Give only the count of lines containing "raněn".
** Begin Input material **
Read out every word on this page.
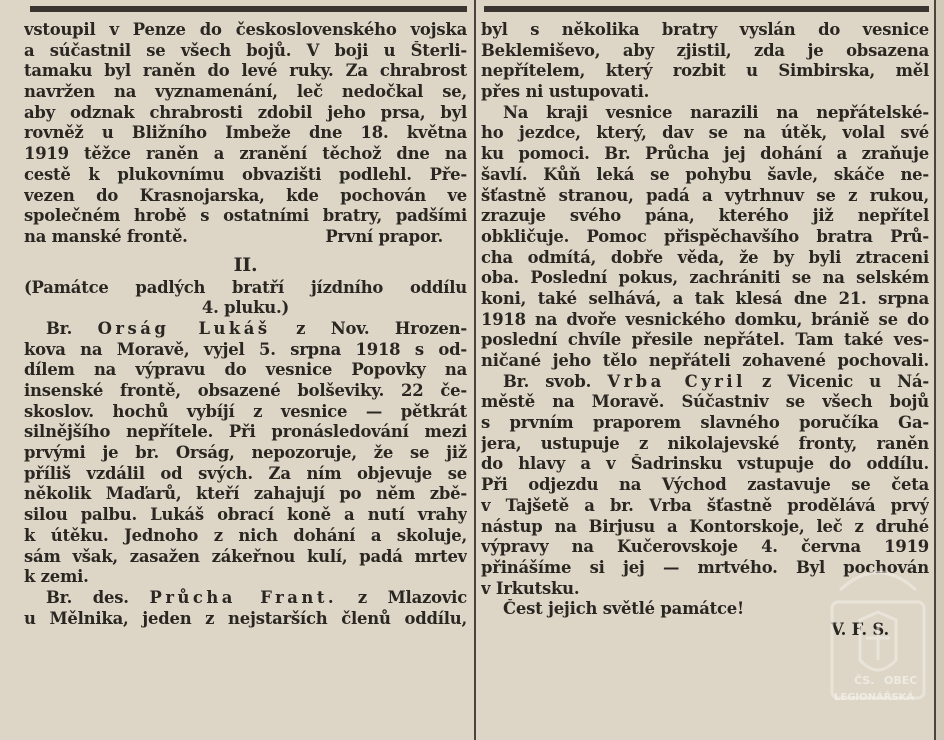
vstoupil v Penze do československého vojska
a súčastnil se všech bojů. V boji u Šterli-
tamaku byl raněn do levé ruky. Za chrabrost
navržen na vyznamenání, leč nedočkal se,
aby odznak chrabrosti zdobil jeho prsa, byl
rovněž u Bližního Imbeže dne 18. května
1919 těžce raněn a zranění těchož dne na
cestě k plukovnímu obvazišti podlehl. Pře-
vezen do Krasnojarska, kde pochován ve
společném hrobě s ostatními bratry, padšími
na manské frontě.	První prapor.
II.
(Památce padlých bratří jízdního oddílu
4. pluku.)
Br. Orság Lukáš z Nov. Hrozen-
kova na Moravě, vyjel 5. srpna 1918 s od-
dílem na výpravu do vesnice Popovky na
insenské frontě, obsazené bolševiky. 22 če-
skoslov. hochů vybíjí z vesnice — pětkrát
silnějšího nepřítele. Při pronásledování mezi
prvými je br. Orság, nepozoruje, že se již
příliš vzdálil od svých. Za ním objevuje se
několik Maďarů, kteří zahajují po něm zbě-
silou palbu. Lukáš obrací koně a nutí vrahy
k útěku. Jednoho z nich dohání a skoluje,
sám však, zasažen zákeřnou kulí, padá mrtev
k zemi.
Br. des. Průcha Frant. z Mlazovic
u Mělnika, jeden z nejstarších členů oddílu,
byl s několika bratry vyslán do vesnice
Beklemiševo, aby zjistil, zda je obsazena
nepřítelem, který rozbit u Simbirska, měl
přes ni ustupovati.
Na kraji vesnice narazili na nepřátelské-
ho jezdce, který, dav se na útěk, volal své
ku pomoci. Br. Průcha jej dohání a zraňuje
šavlí. Kůň leká se pohybu šavle, skáče ne-
šťastně stranou, padá a vytrhnuv se z rukou,
zrazuje svého pána, kterého již nepřítel
obkličuje. Pomoc přispěchavšího bratra Prů-
cha odmítá, dobře věda, že by byli ztraceni
oba. Poslední pokus, zachrániti se na selském
koni, také selhává, a tak klesá dne 21. srpna
1918 na dvoře vesnického domku, brániě se do
poslední chvíle přesile nepřátel. Tam také ves-
ničané jeho tělo nepřáteli zohavené pochovali.
Br. svob. Vrba Cyril z Vicenic u Ná-
městě na Moravě. Súčastniv se všech bojů
s prvním praporem slavného poručíka Ga-
jera, ustupuje z nikolajevské fronty, raněn
do hlavy a v Šadrinsku vstupuje do oddílu.
Při odjezdu na Východ zastavuje se četa
v Tajšetě a br. Vrba šťastně prodělává prvý
nástup na Birjusu a Kontorskoje, leč z druhé
výpravy na Kučerovskoje 4. června 1919
přinášíme si jej — mrtvého. Byl pochován
v Irkutsku.
Čest jejich světlé památce!
V. F. S.
ČS. OBEC
LEGIONÁŘSKÁ
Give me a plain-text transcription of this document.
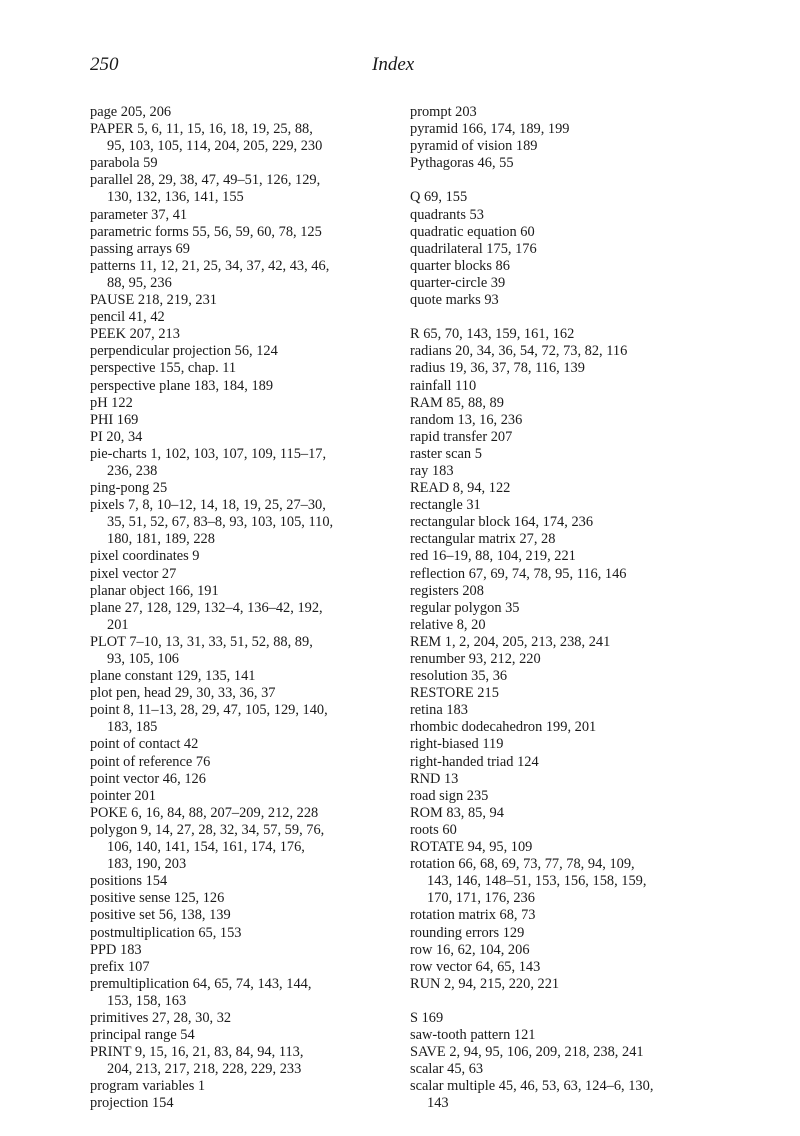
250	Index
page 205, 206
PAPER 5, 6, 11, 15, 16, 18, 19, 25, 88,
95, 103, 105, 114, 204, 205, 229, 230
parabola 59
parallel 28, 29, 38, 47, 49–51, 126, 129,
130, 132, 136, 141, 155
parameter 37, 41
parametric forms 55, 56, 59, 60, 78, 125
passing arrays 69
patterns 11, 12, 21, 25, 34, 37, 42, 43, 46,
88, 95, 236
PAUSE 218, 219, 231
pencil 41, 42
PEEK 207, 213
perpendicular projection 56, 124
perspective 155, chap. 11
perspective plane 183, 184, 189
pH 122
PHI 169
PI 20, 34
pie-charts 1, 102, 103, 107, 109, 115–17,
236, 238
ping-pong 25
pixels 7, 8, 10–12, 14, 18, 19, 25, 27–30,
35, 51, 52, 67, 83–8, 93, 103, 105, 110,
180, 181, 189, 228
pixel coordinates 9
pixel vector 27
planar object 166, 191
plane 27, 128, 129, 132–4, 136–42, 192,
201
PLOT 7–10, 13, 31, 33, 51, 52, 88, 89,
93, 105, 106
plane constant 129, 135, 141
plot pen, head 29, 30, 33, 36, 37
point 8, 11–13, 28, 29, 47, 105, 129, 140,
183, 185
point of contact 42
point of reference 76
point vector 46, 126
pointer 201
POKE 6, 16, 84, 88, 207–209, 212, 228
polygon 9, 14, 27, 28, 32, 34, 57, 59, 76,
106, 140, 141, 154, 161, 174, 176,
183, 190, 203
positions 154
positive sense 125, 126
positive set 56, 138, 139
postmultiplication 65, 153
PPD 183
prefix 107
premultiplication 64, 65, 74, 143, 144,
153, 158, 163
primitives 27, 28, 30, 32
principal range 54
PRINT 9, 15, 16, 21, 83, 84, 94, 113,
204, 213, 217, 218, 228, 229, 233
program variables 1
projection 154
prompt 203
pyramid 166, 174, 189, 199
pyramid of vision 189
Pythagoras 46, 55
Q 69, 155
quadrants 53
quadratic equation 60
quadrilateral 175, 176
quarter blocks 86
quarter-circle 39
quote marks 93
R 65, 70, 143, 159, 161, 162
radians 20, 34, 36, 54, 72, 73, 82, 116
radius 19, 36, 37, 78, 116, 139
rainfall 110
RAM 85, 88, 89
random 13, 16, 236
rapid transfer 207
raster scan 5
ray 183
READ 8, 94, 122
rectangle 31
rectangular block 164, 174, 236
rectangular matrix 27, 28
red 16–19, 88, 104, 219, 221
reflection 67, 69, 74, 78, 95, 116, 146
registers 208
regular polygon 35
relative 8, 20
REM 1, 2, 204, 205, 213, 238, 241
renumber 93, 212, 220
resolution 35, 36
RESTORE 215
retina 183
rhombic dodecahedron 199, 201
right-biased 119
right-handed triad 124
RND 13
road sign 235
ROM 83, 85, 94
roots 60
ROTATE 94, 95, 109
rotation 66, 68, 69, 73, 77, 78, 94, 109,
143, 146, 148–51, 153, 156, 158, 159,
170, 171, 176, 236
rotation matrix 68, 73
rounding errors 129
row 16, 62, 104, 206
row vector 64, 65, 143
RUN 2, 94, 215, 220, 221
S 169
saw-tooth pattern 121
SAVE 2, 94, 95, 106, 209, 218, 238, 241
scalar 45, 63
scalar multiple 45, 46, 53, 63, 124–6, 130,
143
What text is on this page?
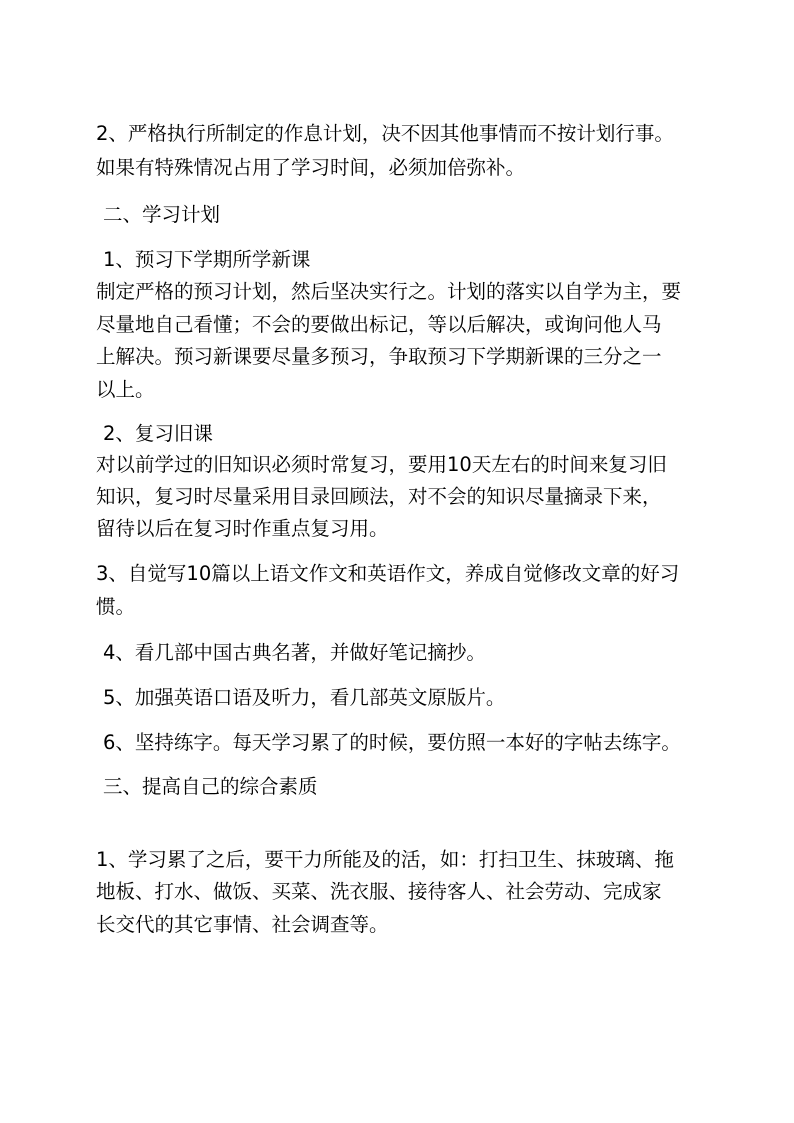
2、严格执行所制定的作息计划，决不因其他事情而不按计划行事。
如果有特殊情况占用了学习时间，必须加倍弥补。
二、学习计划
1、预习下学期所学新课
制定严格的预习计划，然后坚决实行之。计划的落实以自学为主，要
尽量地自己看懂；不会的要做出标记，等以后解决，或询问他人马
上解决。预习新课要尽量多预习，争取预习下学期新课的三分之一
以上。
2、复习旧课
对以前学过的旧知识必须时常复习，要用10天左右的时间来复习旧
知识，复习时尽量采用目录回顾法，对不会的知识尽量摘录下来，
留待以后在复习时作重点复习用。
3、自觉写10篇以上语文作文和英语作文，养成自觉修改文章的好习
惯。
4、看几部中国古典名著，并做好笔记摘抄。
5、加强英语口语及听力，看几部英文原版片。
6、坚持练字。每天学习累了的时候，要仿照一本好的字帖去练字。
三、提高自己的综合素质
1、学习累了之后，要干力所能及的活，如：打扫卫生、抹玻璃、拖
地板、打水、做饭、买菜、洗衣服、接待客人、社会劳动、完成家
长交代的其它事情、社会调查等。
** End Input material **
- Solution to this problem
3